● **EXERCISE**
Copy the data below exactly, omitting any picture it contains.

● **DATA FOR THIS EXERCISE**

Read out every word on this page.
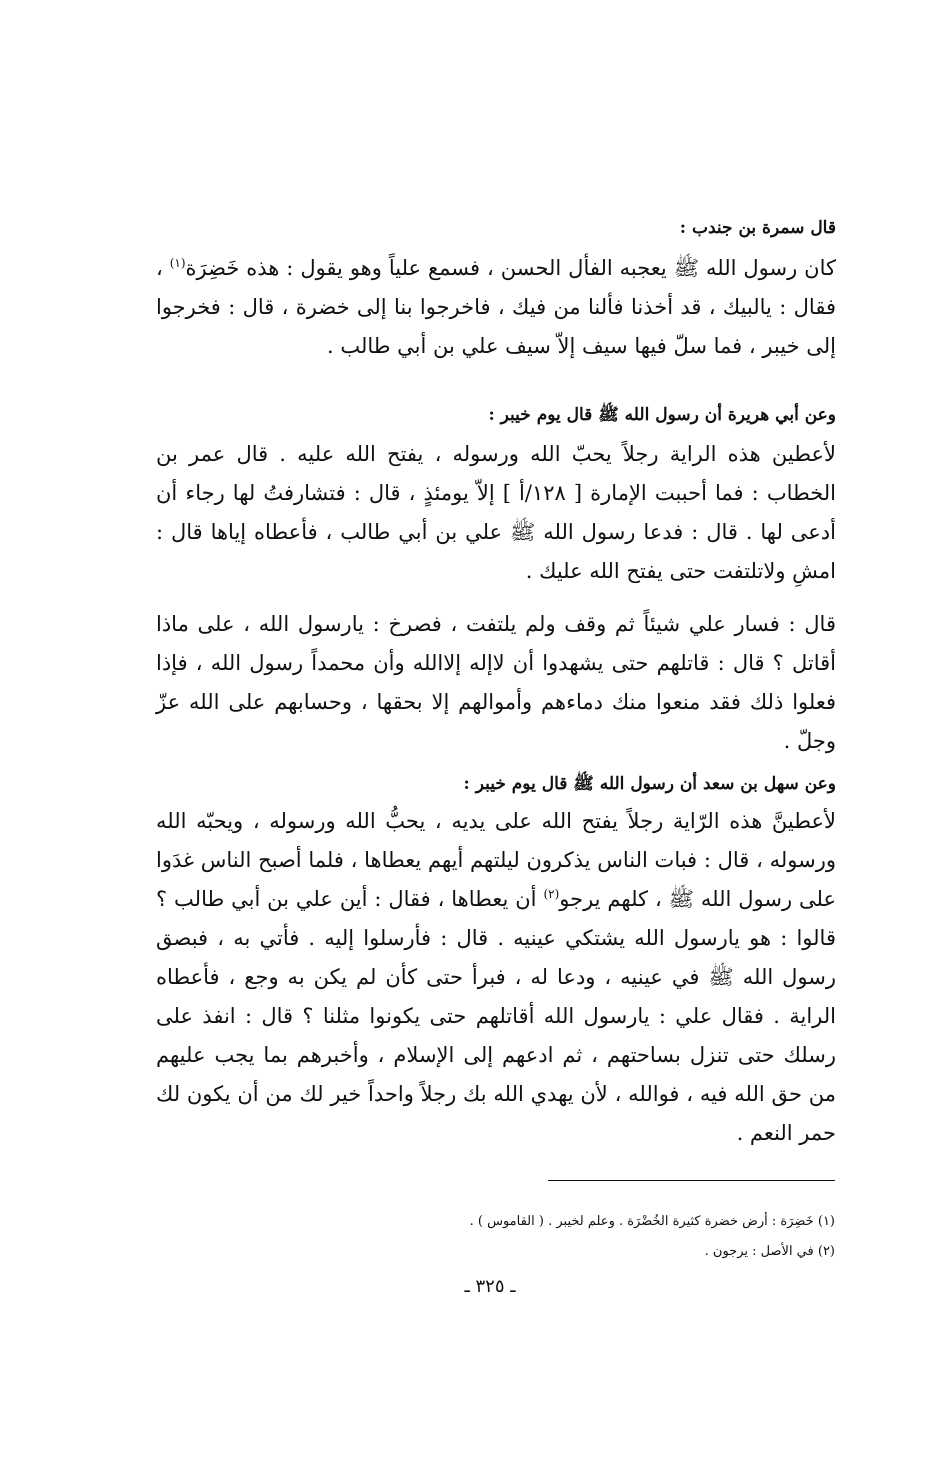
قال سمرة بن جندب :

كان رسول الله ﷺ يعجبه الفأل الحسن ، فسمع علياً وهو يقول : هذه خَضِرَة$^{(١)}$ ، فقال : يالبيك ، قد أخذنا فألنا من فيك ، فاخرجوا بنا إلى خضرة ، قال : فخرجوا إلى خيبر ، فما سلّ فيها سيف إلاّ سيف علي بن أبي طالب .

وعن أبي هريرة أن رسول الله ﷺ قال يوم خيبر :

لأعطين هذه الراية رجلاً يحبّ الله ورسوله ، يفتح الله عليه . قال عمر بن الخطاب : فما أحببت الإمارة [ ١٢٨/أ ] إلاّ يومئذٍ ، قال : فتشارفتُ لها رجاء أن أدعى لها . قال : فدعا رسول الله ﷺ علي بن أبي طالب ، فأعطاه إياها قال : امشِ ولاتلتفت حتى يفتح الله عليك .

قال : فسار علي شيئاً ثم وقف ولم يلتفت ، فصرخ : يارسول الله ، على ماذا أقاتل ؟ قال : قاتلهم حتى يشهدوا أن لاإله إلاالله وأن محمداً رسول الله ، فإذا فعلوا ذلك فقد منعوا منك دماءهم وأموالهم إلا بحقها ، وحسابهم على الله عزّ وجلّ .

وعن سهل بن سعد أن رسول الله ﷺ قال يوم خيبر :

لأعطينَّ هذه الرّاية رجلاً يفتح الله على يديه ، يحبُّ الله ورسوله ، ويحبّه الله ورسوله ، قال : فبات الناس يذكرون ليلتهم أيهم يعطاها ، فلما أصبح الناس غدَوا على رسول الله ﷺ ، كلهم يرجو$^{(٢)}$ أن يعطاها ، فقال : أين علي بن أبي طالب ؟ قالوا : هو يارسول الله يشتكي عينيه . قال : فأرسلوا إليه . فأتي به ، فبصق رسول الله ﷺ في عينيه ، ودعا له ، فبرأ حتى كأن لم يكن به وجع ، فأعطاه الراية . فقال علي : يارسول الله أقاتلهم حتى يكونوا مثلنا ؟ قال : انفذ على رسلك حتى تنزل بساحتهم ، ثم ادعهم إلى الإسلام ، وأخبرهم بما يجب عليهم من حق الله فيه ، فوالله ، لأن يهدي الله بك رجلاً واحداً خير لك من أن يكون لك حمر النعم .

(١) خَضِرَة : أرض خضرة كثيرة الخُضْرَة . وعلم لخيبر . ( القاموس ) .
(٢) في الأصل : يرجون .
ـ ٣٢٥ ـ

● **TASK RESPONSE**
Read out every word on this page.
قال سمرة بن جندب :

كان رسول الله ﷺ يعجبه الفأل الحسن ، فسمع علياً وهو يقول : هذه خَضِرَة$^{(١)}$ ، فقال : يالبيك ، قد أخذنا فألنا من فيك ، فاخرجوا بنا إلى خضرة ، قال : فخرجوا إلى خيبر ، فما سلّ فيها سيف إلاّ سيف علي بن أبي طالب .

وعن أبي هريرة أن رسول الله ﷺ قال يوم خيبر :

لأعطين هذه الراية رجلاً يحبّ الله ورسوله ، يفتح الله عليه . قال عمر بن الخطاب : فما أحببت الإمارة [ ١٢٨/أ ] إلاّ يومئذٍ ، قال : فتشارفتُ لها رجاء أن أدعى لها . قال : فدعا رسول الله ﷺ علي بن أبي طالب ، فأعطاه إياها قال : امشِ ولاتلتفت حتى يفتح الله عليك .

قال : فسار علي شيئاً ثم وقف ولم يلتفت ، فصرخ : يارسول الله ، على ماذا أقاتل ؟ قال : قاتلهم حتى يشهدوا أن لاإله إلاالله وأن محمداً رسول الله ، فإذا فعلوا ذلك فقد منعوا منك دماءهم وأموالهم إلا بحقها ، وحسابهم على الله عزّ وجلّ .

وعن سهل بن سعد أن رسول الله ﷺ قال يوم خيبر :

لأعطينَّ هذه الرّاية رجلاً يفتح الله على يديه ، يحبُّ الله ورسوله ، ويحبّه الله ورسوله ، قال : فبات الناس يذكرون ليلتهم أيهم يعطاها ، فلما أصبح الناس غدَوا على رسول الله ﷺ ، كلهم يرجو$^{(٢)}$ أن يعطاها ، فقال : أين علي بن أبي طالب ؟ قالوا : هو يارسول الله يشتكي عينيه . قال : فأرسلوا إليه . فأتي به ، فبصق رسول الله ﷺ في عينيه ، ودعا له ، فبرأ حتى كأن لم يكن به وجع ، فأعطاه الراية . فقال علي : يارسول الله أقاتلهم حتى يكونوا مثلنا ؟ قال : انفذ على رسلك حتى تنزل بساحتهم ، ثم ادعهم إلى الإسلام ، وأخبرهم بما يجب عليهم من حق الله فيه ، فوالله ، لأن يهدي الله بك رجلاً واحداً خير لك من أن يكون لك حمر النعم .

(١) خَضِرَة : أرض خضرة كثيرة الخُضْرَة . وعلم لخيبر . ( القاموس ) .
(٢) في الأصل : يرجون .
ـ ٣٢٥ ـ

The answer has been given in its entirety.